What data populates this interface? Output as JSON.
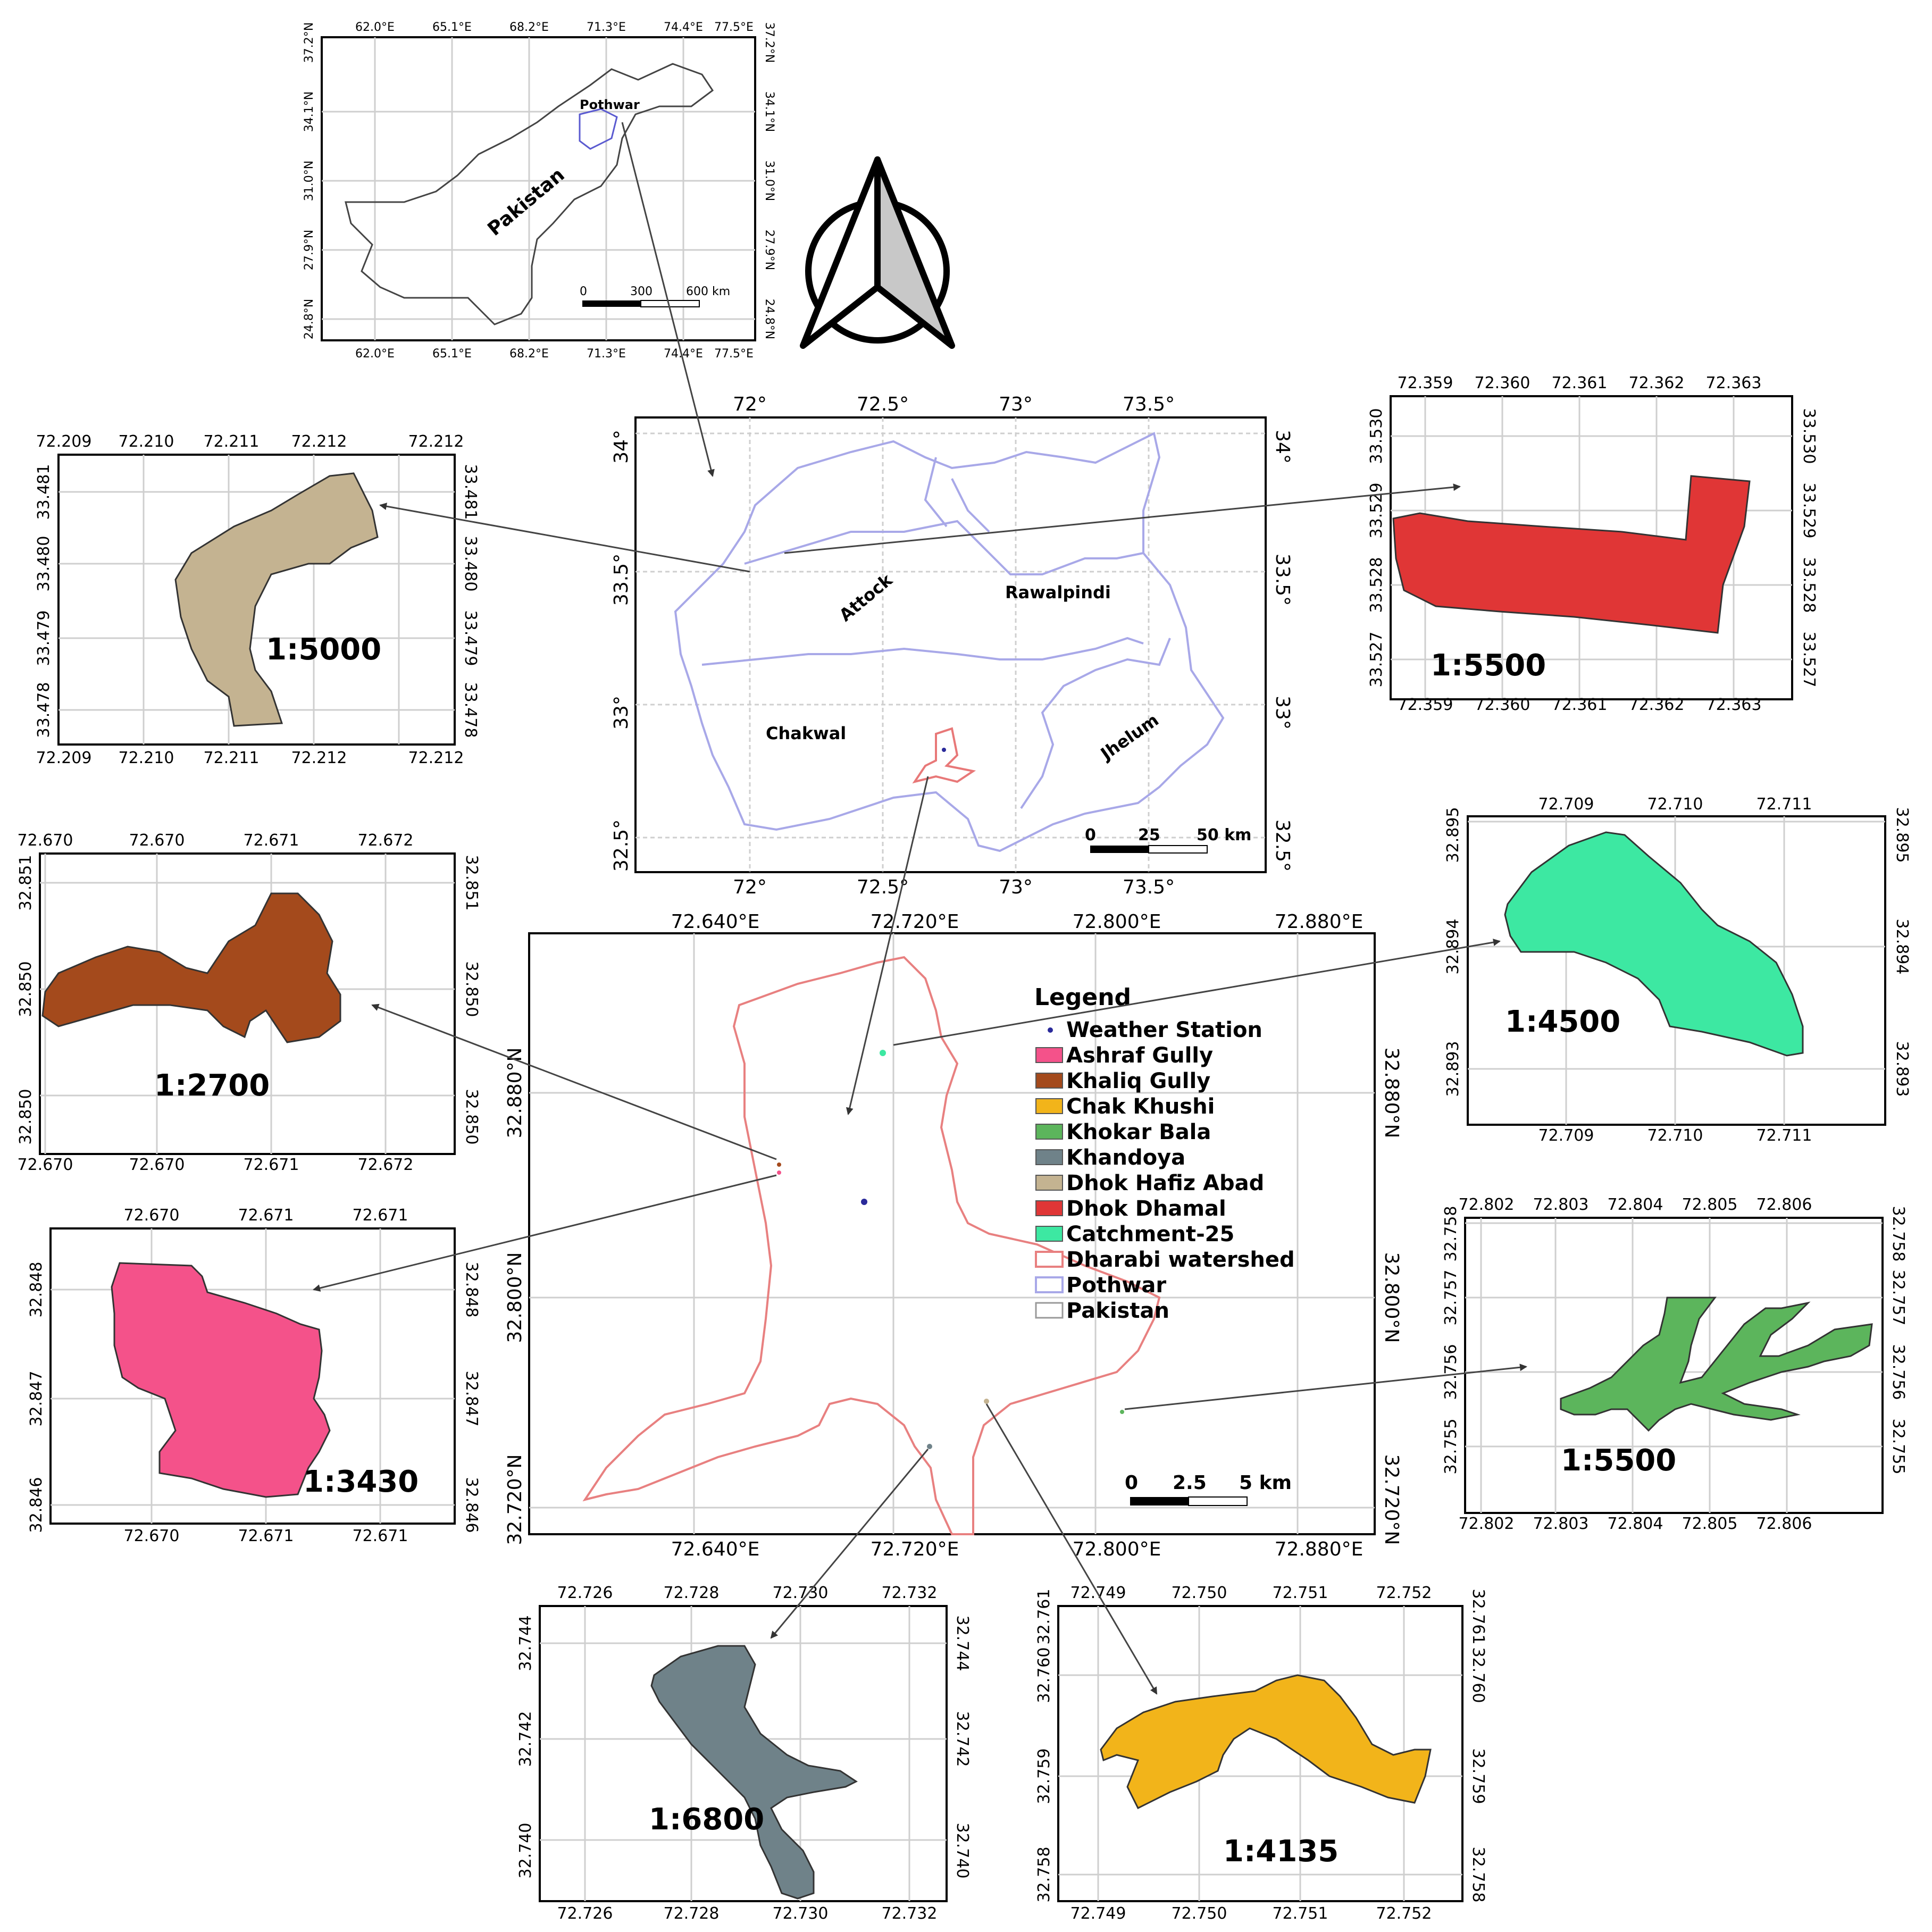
{
  "pakistan_inset": {
    "top_ticks": [
      "62.0°E",
      "65.1°E",
      "68.2°E",
      "71.3°E",
      "74.4°E",
      "77.5°E"
    ],
    "bottom_ticks": [
      "62.0°E",
      "65.1°E",
      "68.2°E",
      "71.3°E",
      "74.4°E",
      "77.5°E"
    ],
    "left_ticks": [
      "37.2°N",
      "34.1°N",
      "31.0°N",
      "27.9°N",
      "24.8°N"
    ],
    "right_ticks": [
      "37.2°N",
      "34.1°N",
      "31.0°N",
      "27.9°N",
      "24.8°N"
    ],
    "country_label": "Pakistan",
    "region_label": "Pothwar",
    "scale": [
      "0",
      "300",
      "600 km"
    ]
  },
  "pothwar_map": {
    "top_ticks": [
      "72°",
      "72.5°",
      "73°",
      "73.5°"
    ],
    "bottom_ticks": [
      "72°",
      "72.5°",
      "73°",
      "73.5°"
    ],
    "left_ticks": [
      "34°",
      "33.5°",
      "33°",
      "32.5°"
    ],
    "right_ticks": [
      "34°",
      "33.5°",
      "33°",
      "32.5°"
    ],
    "districts": [
      "Attock",
      "Rawalpindi",
      "Chakwal",
      "Jhelum"
    ],
    "scale": [
      "0",
      "25",
      "50 km"
    ]
  },
  "watershed_map": {
    "top_ticks": [
      "72.640°E",
      "72.720°E",
      "72.800°E",
      "72.880°E"
    ],
    "bottom_ticks": [
      "72.640°E",
      "72.720°E",
      "72.800°E",
      "72.880°E"
    ],
    "left_ticks": [
      "32.880°N",
      "32.800°N",
      "32.720°N"
    ],
    "right_ticks": [
      "32.880°N",
      "32.800°N",
      "32.720°N"
    ],
    "scale": [
      "0",
      "2.5",
      "5 km"
    ]
  },
  "legend": {
    "title": "Legend",
    "items": [
      {
        "label": "Weather Station",
        "color": "#2a2a9a",
        "kind": "point"
      },
      {
        "label": "Ashraf Gully",
        "color": "#f4528a",
        "kind": "fill"
      },
      {
        "label": "Khaliq Gully",
        "color": "#a44a1c",
        "kind": "fill"
      },
      {
        "label": "Chak Khushi",
        "color": "#f2b41a",
        "kind": "fill"
      },
      {
        "label": "Khokar Bala",
        "color": "#5cb55c",
        "kind": "fill"
      },
      {
        "label": "Khandoya",
        "color": "#6f8289",
        "kind": "fill"
      },
      {
        "label": "Dhok Hafiz Abad",
        "color": "#c4b391",
        "kind": "fill"
      },
      {
        "label": "Dhok Dhamal",
        "color": "#e03636",
        "kind": "fill"
      },
      {
        "label": "Catchment-25",
        "color": "#3de8a2",
        "kind": "fill"
      },
      {
        "label": "Dharabi watershed",
        "color": "#e88080",
        "kind": "outline"
      },
      {
        "label": "Pothwar",
        "color": "#a8a8e8",
        "kind": "outline"
      },
      {
        "label": "Pakistan",
        "color": "#999999",
        "kind": "outline"
      }
    ]
  },
  "insets": {
    "dhok_hafiz_abad": {
      "scale": "1:5000",
      "color": "#c4b391",
      "top_ticks": [
        "72.209",
        "72.210",
        "72.211",
        "72.212",
        "72.212"
      ],
      "bottom_ticks": [
        "72.209",
        "72.210",
        "72.211",
        "72.212",
        "72.212"
      ],
      "left_ticks": [
        "33.481",
        "33.480",
        "33.479",
        "33.478"
      ],
      "right_ticks": [
        "33.481",
        "33.480",
        "33.479",
        "33.478"
      ]
    },
    "dhok_dhamal": {
      "scale": "1:5500",
      "color": "#e03636",
      "top_ticks": [
        "72.359",
        "72.360",
        "72.361",
        "72.362",
        "72.363"
      ],
      "bottom_ticks": [
        "72.359",
        "72.360",
        "72.361",
        "72.362",
        "72.363"
      ],
      "left_ticks": [
        "33.530",
        "33.529",
        "33.528",
        "33.527"
      ],
      "right_ticks": [
        "33.530",
        "33.529",
        "33.528",
        "33.527"
      ]
    },
    "khaliq_gully": {
      "scale": "1:2700",
      "color": "#a44a1c",
      "top_ticks": [
        "72.670",
        "72.670",
        "72.671",
        "72.672"
      ],
      "bottom_ticks": [
        "72.670",
        "72.670",
        "72.671",
        "72.672"
      ],
      "left_ticks": [
        "32.851",
        "32.850",
        "32.850"
      ],
      "right_ticks": [
        "32.851",
        "32.850",
        "32.850"
      ]
    },
    "catchment_25": {
      "scale": "1:4500",
      "color": "#3de8a2",
      "top_ticks": [
        "72.709",
        "72.710",
        "72.711"
      ],
      "bottom_ticks": [
        "72.709",
        "72.710",
        "72.711"
      ],
      "left_ticks": [
        "32.895",
        "32.894",
        "32.893"
      ],
      "right_ticks": [
        "32.895",
        "32.894",
        "32.893"
      ]
    },
    "ashraf_gully": {
      "scale": "1:3430",
      "color": "#f4528a",
      "top_ticks": [
        "72.670",
        "72.671",
        "72.671"
      ],
      "bottom_ticks": [
        "72.670",
        "72.671",
        "72.671"
      ],
      "left_ticks": [
        "32.848",
        "32.847",
        "32.846"
      ],
      "right_ticks": [
        "32.848",
        "32.847",
        "32.846"
      ]
    },
    "khokar_bala": {
      "scale": "1:5500",
      "color": "#5cb55c",
      "top_ticks": [
        "72.802",
        "72.803",
        "72.804",
        "72.805",
        "72.806"
      ],
      "bottom_ticks": [
        "72.802",
        "72.803",
        "72.804",
        "72.805",
        "72.806"
      ],
      "left_ticks": [
        "32.758",
        "32.757",
        "32.756",
        "32.755"
      ],
      "right_ticks": [
        "32.758",
        "32.757",
        "32.756",
        "32.755"
      ]
    },
    "khandoya": {
      "scale": "1:6800",
      "color": "#6f8289",
      "top_ticks": [
        "72.726",
        "72.728",
        "72.730",
        "72.732"
      ],
      "bottom_ticks": [
        "72.726",
        "72.728",
        "72.730",
        "72.732"
      ],
      "left_ticks": [
        "32.744",
        "32.742",
        "32.740"
      ],
      "right_ticks": [
        "32.744",
        "32.742",
        "32.740"
      ]
    },
    "chak_khushi": {
      "scale": "1:4135",
      "color": "#f2b41a",
      "top_ticks": [
        "72.749",
        "72.750",
        "72.751",
        "72.752"
      ],
      "bottom_ticks": [
        "72.749",
        "72.750",
        "72.751",
        "72.752"
      ],
      "left_ticks": [
        "32.761",
        "32.760",
        "32.759",
        "32.758"
      ],
      "right_ticks": [
        "32.761",
        "32.760",
        "32.759",
        "32.758"
      ]
    }
  }
}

▶ [Work instructions] Print each entry shown above with exact wording and no pictures.

▶ [Response to this task]
What data populates this interface? Output as JSON.
{
  "pakistan_inset": {
    "top_ticks": [
      "62.0°E",
      "65.1°E",
      "68.2°E",
      "71.3°E",
      "74.4°E",
      "77.5°E"
    ],
    "bottom_ticks": [
      "62.0°E",
      "65.1°E",
      "68.2°E",
      "71.3°E",
      "74.4°E",
      "77.5°E"
    ],
    "left_ticks": [
      "37.2°N",
      "34.1°N",
      "31.0°N",
      "27.9°N",
      "24.8°N"
    ],
    "right_ticks": [
      "37.2°N",
      "34.1°N",
      "31.0°N",
      "27.9°N",
      "24.8°N"
    ],
    "country_label": "Pakistan",
    "region_label": "Pothwar",
    "scale": [
      "0",
      "300",
      "600 km"
    ]
  },
  "pothwar_map": {
    "top_ticks": [
      "72°",
      "72.5°",
      "73°",
      "73.5°"
    ],
    "bottom_ticks": [
      "72°",
      "72.5°",
      "73°",
      "73.5°"
    ],
    "left_ticks": [
      "34°",
      "33.5°",
      "33°",
      "32.5°"
    ],
    "right_ticks": [
      "34°",
      "33.5°",
      "33°",
      "32.5°"
    ],
    "districts": [
      "Attock",
      "Rawalpindi",
      "Chakwal",
      "Jhelum"
    ],
    "scale": [
      "0",
      "25",
      "50 km"
    ]
  },
  "watershed_map": {
    "top_ticks": [
      "72.640°E",
      "72.720°E",
      "72.800°E",
      "72.880°E"
    ],
    "bottom_ticks": [
      "72.640°E",
      "72.720°E",
      "72.800°E",
      "72.880°E"
    ],
    "left_ticks": [
      "32.880°N",
      "32.800°N",
      "32.720°N"
    ],
    "right_ticks": [
      "32.880°N",
      "32.800°N",
      "32.720°N"
    ],
    "scale": [
      "0",
      "2.5",
      "5 km"
    ]
  },
  "legend": {
    "title": "Legend",
    "items": [
      {
        "label": "Weather Station",
        "color": "#2a2a9a",
        "kind": "point"
      },
      {
        "label": "Ashraf Gully",
        "color": "#f4528a",
        "kind": "fill"
      },
      {
        "label": "Khaliq Gully",
        "color": "#a44a1c",
        "kind": "fill"
      },
      {
        "label": "Chak Khushi",
        "color": "#f2b41a",
        "kind": "fill"
      },
      {
        "label": "Khokar Bala",
        "color": "#5cb55c",
        "kind": "fill"
      },
      {
        "label": "Khandoya",
        "color": "#6f8289",
        "kind": "fill"
      },
      {
        "label": "Dhok Hafiz Abad",
        "color": "#c4b391",
        "kind": "fill"
      },
      {
        "label": "Dhok Dhamal",
        "color": "#e03636",
        "kind": "fill"
      },
      {
        "label": "Catchment-25",
        "color": "#3de8a2",
        "kind": "fill"
      },
      {
        "label": "Dharabi watershed",
        "color": "#e88080",
        "kind": "outline"
      },
      {
        "label": "Pothwar",
        "color": "#a8a8e8",
        "kind": "outline"
      },
      {
        "label": "Pakistan",
        "color": "#999999",
        "kind": "outline"
      }
    ]
  },
  "insets": {
    "dhok_hafiz_abad": {
      "scale": "1:5000",
      "color": "#c4b391",
      "top_ticks": [
        "72.209",
        "72.210",
        "72.211",
        "72.212",
        "72.212"
      ],
      "bottom_ticks": [
        "72.209",
        "72.210",
        "72.211",
        "72.212",
        "72.212"
      ],
      "left_ticks": [
        "33.481",
        "33.480",
        "33.479",
        "33.478"
      ],
      "right_ticks": [
        "33.481",
        "33.480",
        "33.479",
        "33.478"
      ]
    },
    "dhok_dhamal": {
      "scale": "1:5500",
      "color": "#e03636",
      "top_ticks": [
        "72.359",
        "72.360",
        "72.361",
        "72.362",
        "72.363"
      ],
      "bottom_ticks": [
        "72.359",
        "72.360",
        "72.361",
        "72.362",
        "72.363"
      ],
      "left_ticks": [
        "33.530",
        "33.529",
        "33.528",
        "33.527"
      ],
      "right_ticks": [
        "33.530",
        "33.529",
        "33.528",
        "33.527"
      ]
    },
    "khaliq_gully": {
      "scale": "1:2700",
      "color": "#a44a1c",
      "top_ticks": [
        "72.670",
        "72.670",
        "72.671",
        "72.672"
      ],
      "bottom_ticks": [
        "72.670",
        "72.670",
        "72.671",
        "72.672"
      ],
      "left_ticks": [
        "32.851",
        "32.850",
        "32.850"
      ],
      "right_ticks": [
        "32.851",
        "32.850",
        "32.850"
      ]
    },
    "catchment_25": {
      "scale": "1:4500",
      "color": "#3de8a2",
      "top_ticks": [
        "72.709",
        "72.710",
        "72.711"
      ],
      "bottom_ticks": [
        "72.709",
        "72.710",
        "72.711"
      ],
      "left_ticks": [
        "32.895",
        "32.894",
        "32.893"
      ],
      "right_ticks": [
        "32.895",
        "32.894",
        "32.893"
      ]
    },
    "ashraf_gully": {
      "scale": "1:3430",
      "color": "#f4528a",
      "top_ticks": [
        "72.670",
        "72.671",
        "72.671"
      ],
      "bottom_ticks": [
        "72.670",
        "72.671",
        "72.671"
      ],
      "left_ticks": [
        "32.848",
        "32.847",
        "32.846"
      ],
      "right_ticks": [
        "32.848",
        "32.847",
        "32.846"
      ]
    },
    "khokar_bala": {
      "scale": "1:5500",
      "color": "#5cb55c",
      "top_ticks": [
        "72.802",
        "72.803",
        "72.804",
        "72.805",
        "72.806"
      ],
      "bottom_ticks": [
        "72.802",
        "72.803",
        "72.804",
        "72.805",
        "72.806"
      ],
      "left_ticks": [
        "32.758",
        "32.757",
        "32.756",
        "32.755"
      ],
      "right_ticks": [
        "32.758",
        "32.757",
        "32.756",
        "32.755"
      ]
    },
    "khandoya": {
      "scale": "1:6800",
      "color": "#6f8289",
      "top_ticks": [
        "72.726",
        "72.728",
        "72.730",
        "72.732"
      ],
      "bottom_ticks": [
        "72.726",
        "72.728",
        "72.730",
        "72.732"
      ],
      "left_ticks": [
        "32.744",
        "32.742",
        "32.740"
      ],
      "right_ticks": [
        "32.744",
        "32.742",
        "32.740"
      ]
    },
    "chak_khushi": {
      "scale": "1:4135",
      "color": "#f2b41a",
      "top_ticks": [
        "72.749",
        "72.750",
        "72.751",
        "72.752"
      ],
      "bottom_ticks": [
        "72.749",
        "72.750",
        "72.751",
        "72.752"
      ],
      "left_ticks": [
        "32.761",
        "32.760",
        "32.759",
        "32.758"
      ],
      "right_ticks": [
        "32.761",
        "32.760",
        "32.759",
        "32.758"
      ]
    }
  }
}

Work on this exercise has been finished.